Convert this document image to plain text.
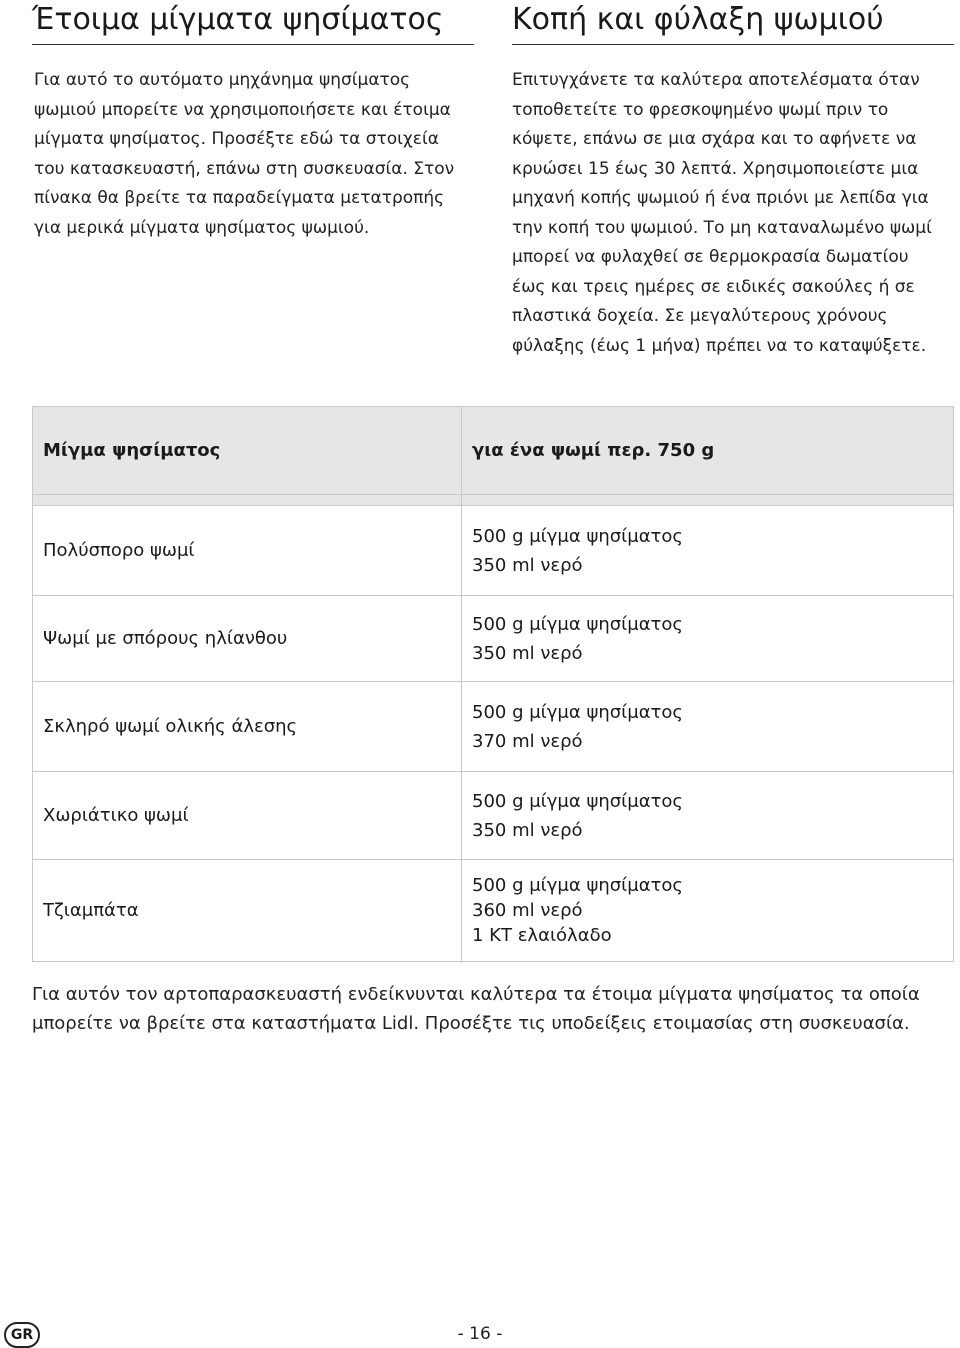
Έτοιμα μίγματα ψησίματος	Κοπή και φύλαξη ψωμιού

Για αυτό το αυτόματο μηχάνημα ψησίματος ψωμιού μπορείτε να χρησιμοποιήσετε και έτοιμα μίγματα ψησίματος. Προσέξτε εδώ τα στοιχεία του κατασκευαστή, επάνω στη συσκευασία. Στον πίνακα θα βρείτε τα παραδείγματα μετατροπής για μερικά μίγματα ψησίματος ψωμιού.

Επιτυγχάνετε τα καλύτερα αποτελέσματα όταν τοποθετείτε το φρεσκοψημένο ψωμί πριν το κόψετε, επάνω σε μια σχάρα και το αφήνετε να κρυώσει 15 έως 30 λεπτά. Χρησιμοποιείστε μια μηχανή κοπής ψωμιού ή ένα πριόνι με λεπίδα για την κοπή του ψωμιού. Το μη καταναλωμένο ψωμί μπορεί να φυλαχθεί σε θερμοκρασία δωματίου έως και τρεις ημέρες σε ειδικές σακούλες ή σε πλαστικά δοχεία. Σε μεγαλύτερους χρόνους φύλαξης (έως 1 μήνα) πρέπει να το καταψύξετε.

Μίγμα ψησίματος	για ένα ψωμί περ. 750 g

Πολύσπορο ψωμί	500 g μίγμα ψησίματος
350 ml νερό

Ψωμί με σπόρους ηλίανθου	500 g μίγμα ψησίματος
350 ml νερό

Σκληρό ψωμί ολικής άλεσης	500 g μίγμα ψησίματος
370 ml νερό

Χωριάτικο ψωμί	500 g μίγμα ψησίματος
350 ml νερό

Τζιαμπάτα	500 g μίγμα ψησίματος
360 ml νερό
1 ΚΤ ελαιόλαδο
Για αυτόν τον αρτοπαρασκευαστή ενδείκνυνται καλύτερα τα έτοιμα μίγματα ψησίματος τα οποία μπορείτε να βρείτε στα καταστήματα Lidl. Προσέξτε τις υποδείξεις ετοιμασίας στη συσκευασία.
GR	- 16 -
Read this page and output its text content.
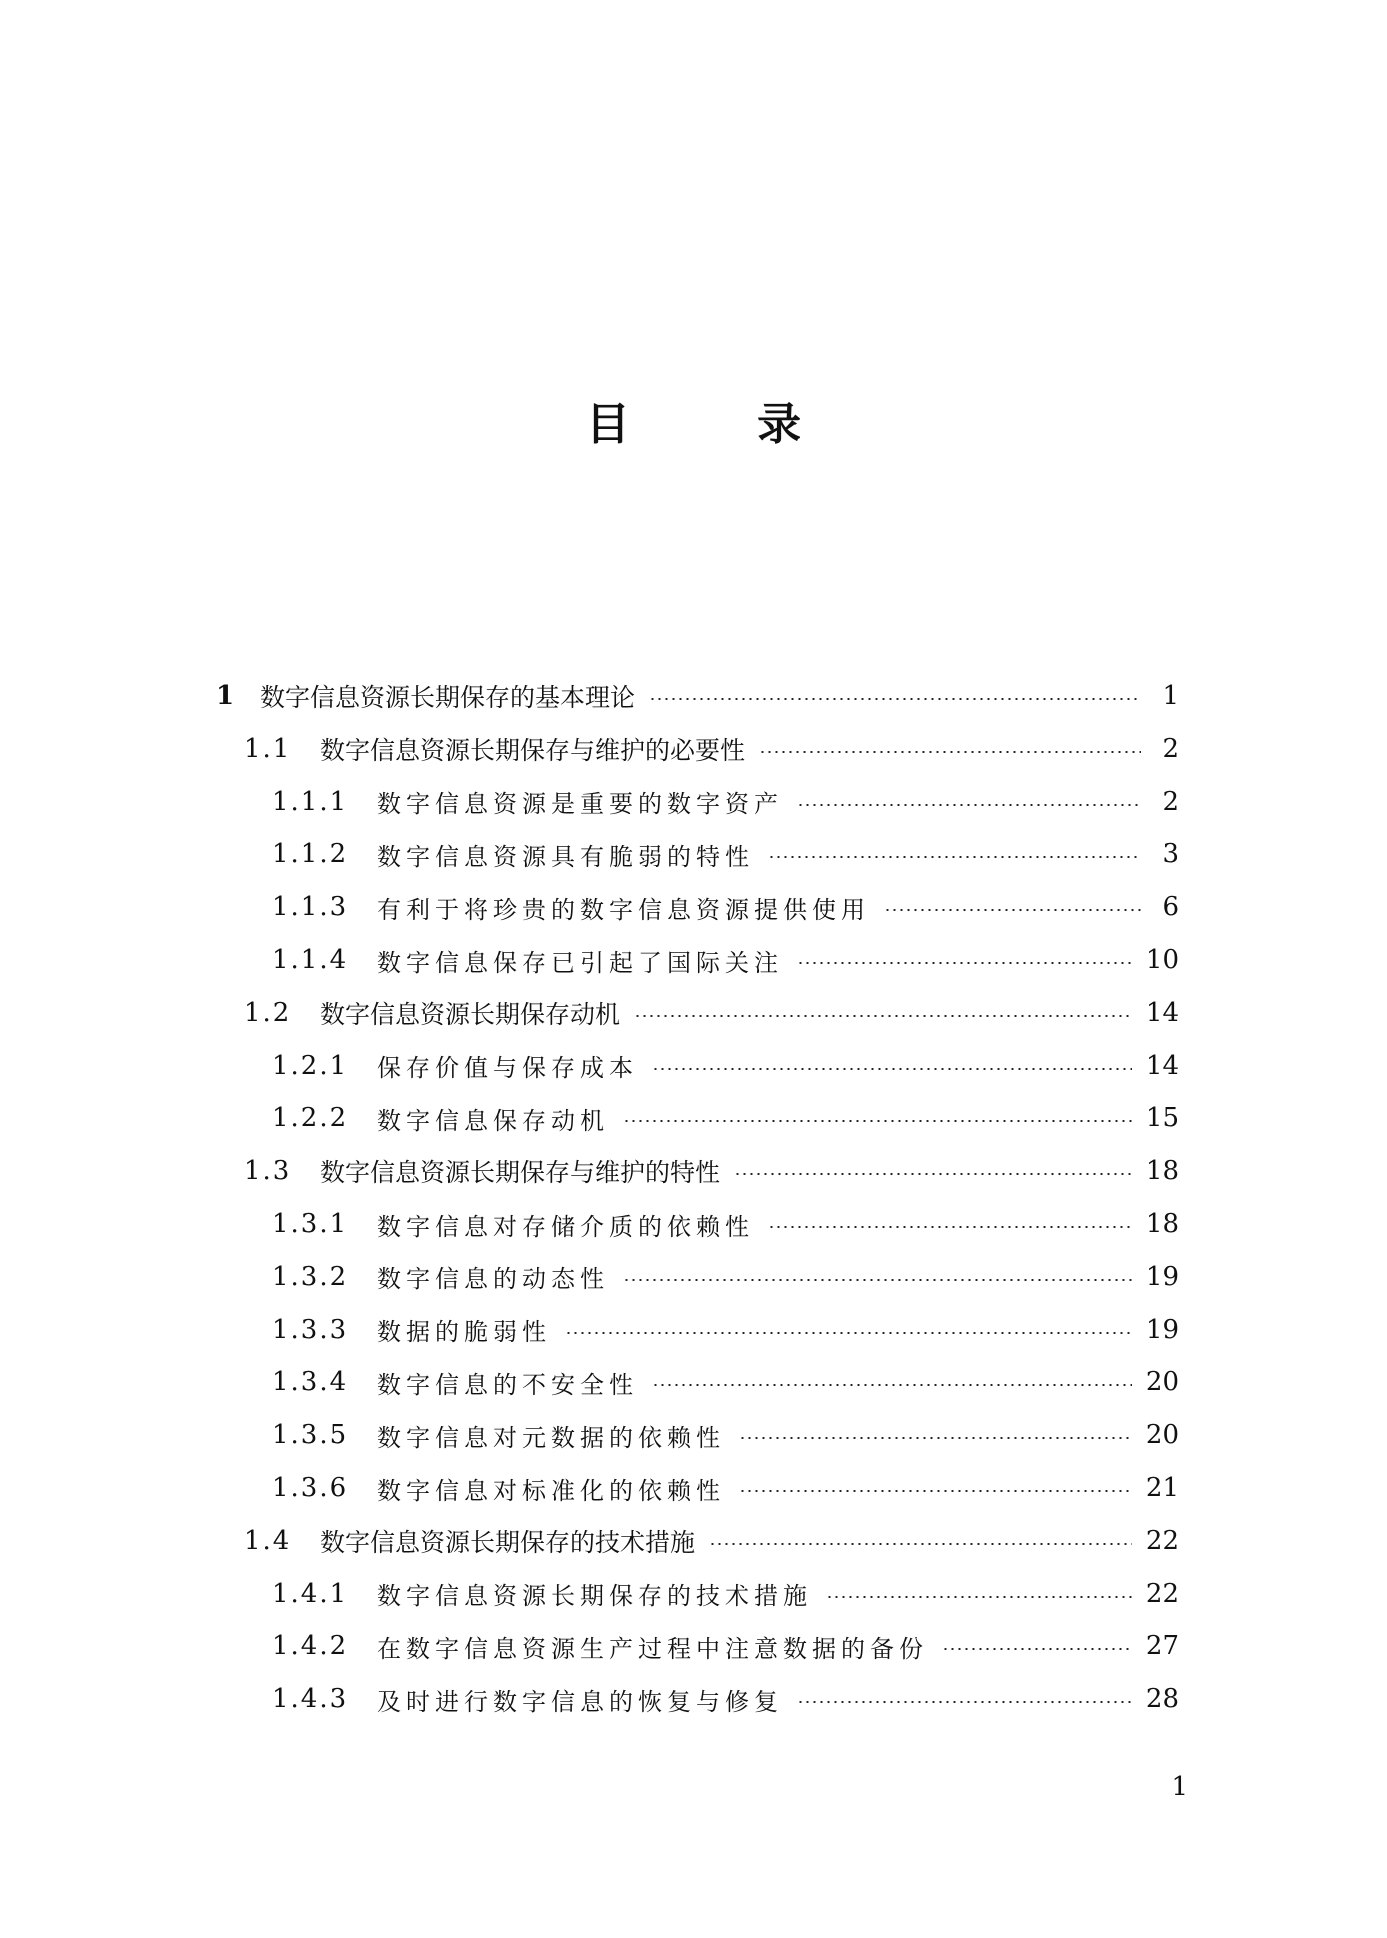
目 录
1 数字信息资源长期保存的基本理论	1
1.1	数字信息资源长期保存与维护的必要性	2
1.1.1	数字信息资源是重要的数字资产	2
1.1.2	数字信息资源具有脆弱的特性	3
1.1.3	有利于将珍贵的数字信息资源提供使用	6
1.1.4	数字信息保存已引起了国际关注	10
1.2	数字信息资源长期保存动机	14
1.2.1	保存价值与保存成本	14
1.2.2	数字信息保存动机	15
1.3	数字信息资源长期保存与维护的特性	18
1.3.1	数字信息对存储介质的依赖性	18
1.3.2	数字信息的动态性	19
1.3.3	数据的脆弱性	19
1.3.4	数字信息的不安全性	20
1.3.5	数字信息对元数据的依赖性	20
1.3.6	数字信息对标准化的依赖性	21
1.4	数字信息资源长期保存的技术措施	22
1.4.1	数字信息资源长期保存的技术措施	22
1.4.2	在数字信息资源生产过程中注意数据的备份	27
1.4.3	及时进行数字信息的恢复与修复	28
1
◆ ◆ ◆ ◆ ◆
** Exercise requirements **
Identify the lines that contain the string "text", and copy every one of them.

** Output **
Convert this document image to plain text.
Read this page and output its text content.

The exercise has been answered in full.